= Exercise brief =
Pictures do not belong in the copy, so please give every entry below again exactly.

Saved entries
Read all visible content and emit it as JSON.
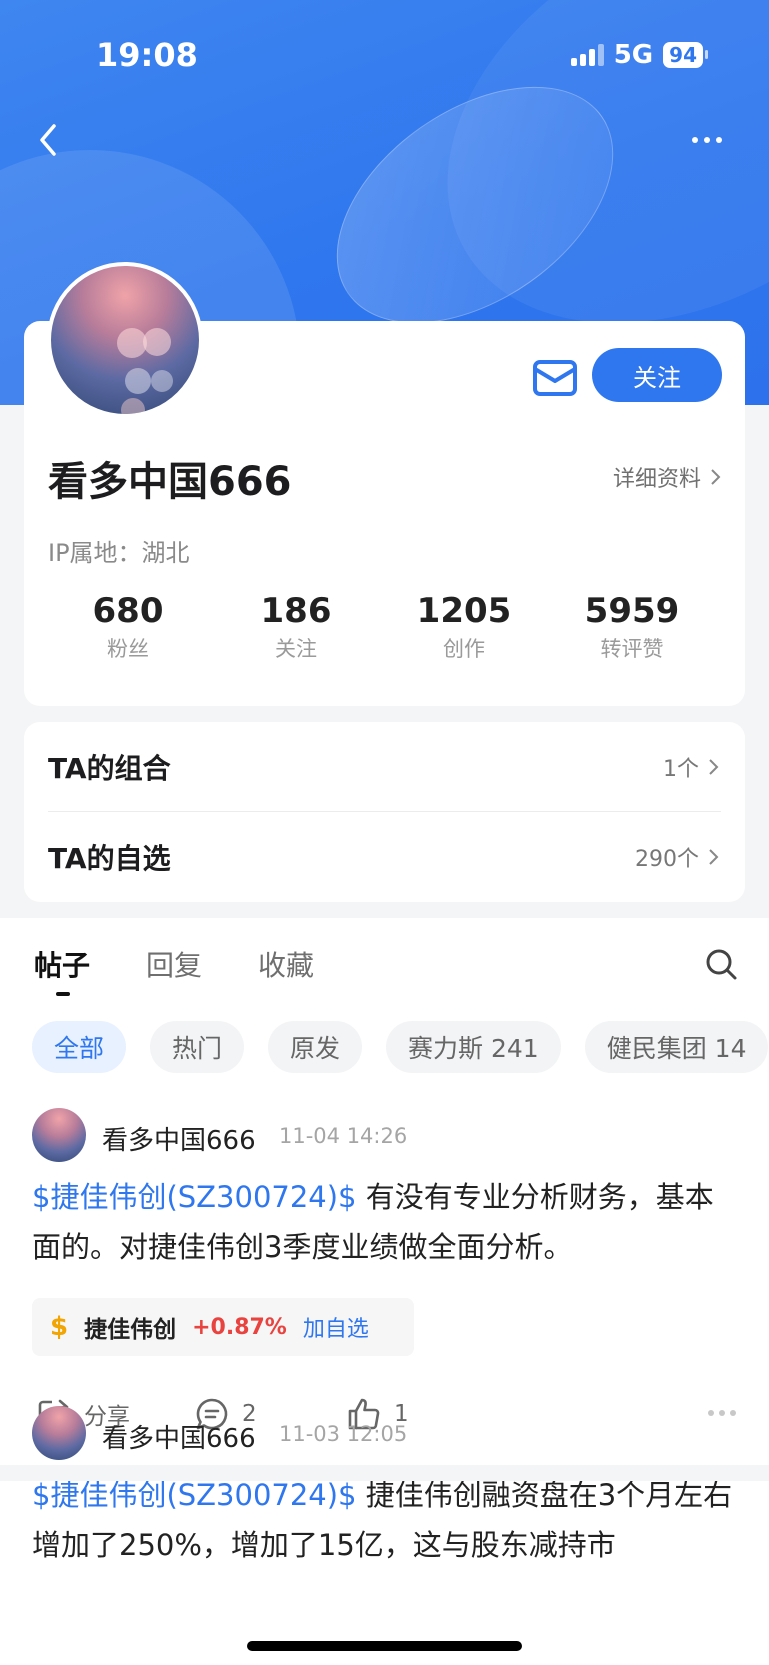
{
  "status_bar": {
    "time": "19:08",
    "network": "5G",
    "battery": "94"
  },
  "nav": {
    "back_icon": "chevron-left-icon",
    "more_icon": "more-dots-icon"
  },
  "profile": {
    "name": "看多中国666",
    "follow_label": "关注",
    "detail_label": "详细资料",
    "ip_label": "IP属地：湖北",
    "stats": [
      {
        "value": "680",
        "label": "粉丝"
      },
      {
        "value": "186",
        "label": "关注"
      },
      {
        "value": "1205",
        "label": "创作"
      },
      {
        "value": "5959",
        "label": "转评赞"
      }
    ]
  },
  "lists": [
    {
      "title": "TA的组合",
      "value": "1个"
    },
    {
      "title": "TA的自选",
      "value": "290个"
    }
  ],
  "tabs": [
    "帖子",
    "回复",
    "收藏"
  ],
  "chips": [
    "全部",
    "热门",
    "原发",
    "赛力斯 241",
    "健民集团 14"
  ],
  "posts": [
    {
      "user": "看多中国666",
      "time": "11-04 14:26",
      "stock_tag": "$捷佳伟创(SZ300724)$",
      "text": " 有没有专业分析财务，基本面的。对捷佳伟创3季度业绩做全面分析。",
      "stock_card": {
        "symbol": "$",
        "name": "捷佳伟创",
        "change": "+0.87%",
        "add_label": "加自选"
      },
      "share_label": "分享",
      "comments": "2",
      "likes": "1"
    },
    {
      "user": "看多中国666",
      "time": "11-03 12:05",
      "stock_tag": "$捷佳伟创(SZ300724)$",
      "text": " 捷佳伟创融资盘在3个月左右增加了250%，增加了15亿，这与股东减持市"
    }
  ],
  "colors": {
    "accent": "#2f77ee",
    "up": "#e8433f",
    "dollar": "#f2a400"
  }
}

= Written response =
Read all visible content and emit it as JSON.
{
  "status_bar": {
    "time": "19:08",
    "network": "5G",
    "battery": "94"
  },
  "nav": {
    "back_icon": "chevron-left-icon",
    "more_icon": "more-dots-icon"
  },
  "profile": {
    "name": "看多中国666",
    "follow_label": "关注",
    "detail_label": "详细资料",
    "ip_label": "IP属地：湖北",
    "stats": [
      {
        "value": "680",
        "label": "粉丝"
      },
      {
        "value": "186",
        "label": "关注"
      },
      {
        "value": "1205",
        "label": "创作"
      },
      {
        "value": "5959",
        "label": "转评赞"
      }
    ]
  },
  "lists": [
    {
      "title": "TA的组合",
      "value": "1个"
    },
    {
      "title": "TA的自选",
      "value": "290个"
    }
  ],
  "tabs": [
    "帖子",
    "回复",
    "收藏"
  ],
  "chips": [
    "全部",
    "热门",
    "原发",
    "赛力斯 241",
    "健民集团 14"
  ],
  "posts": [
    {
      "user": "看多中国666",
      "time": "11-04 14:26",
      "stock_tag": "$捷佳伟创(SZ300724)$",
      "text": " 有没有专业分析财务，基本面的。对捷佳伟创3季度业绩做全面分析。",
      "stock_card": {
        "symbol": "$",
        "name": "捷佳伟创",
        "change": "+0.87%",
        "add_label": "加自选"
      },
      "share_label": "分享",
      "comments": "2",
      "likes": "1"
    },
    {
      "user": "看多中国666",
      "time": "11-03 12:05",
      "stock_tag": "$捷佳伟创(SZ300724)$",
      "text": " 捷佳伟创融资盘在3个月左右增加了250%，增加了15亿，这与股东减持市"
    }
  ],
  "colors": {
    "accent": "#2f77ee",
    "up": "#e8433f",
    "dollar": "#f2a400"
  }
}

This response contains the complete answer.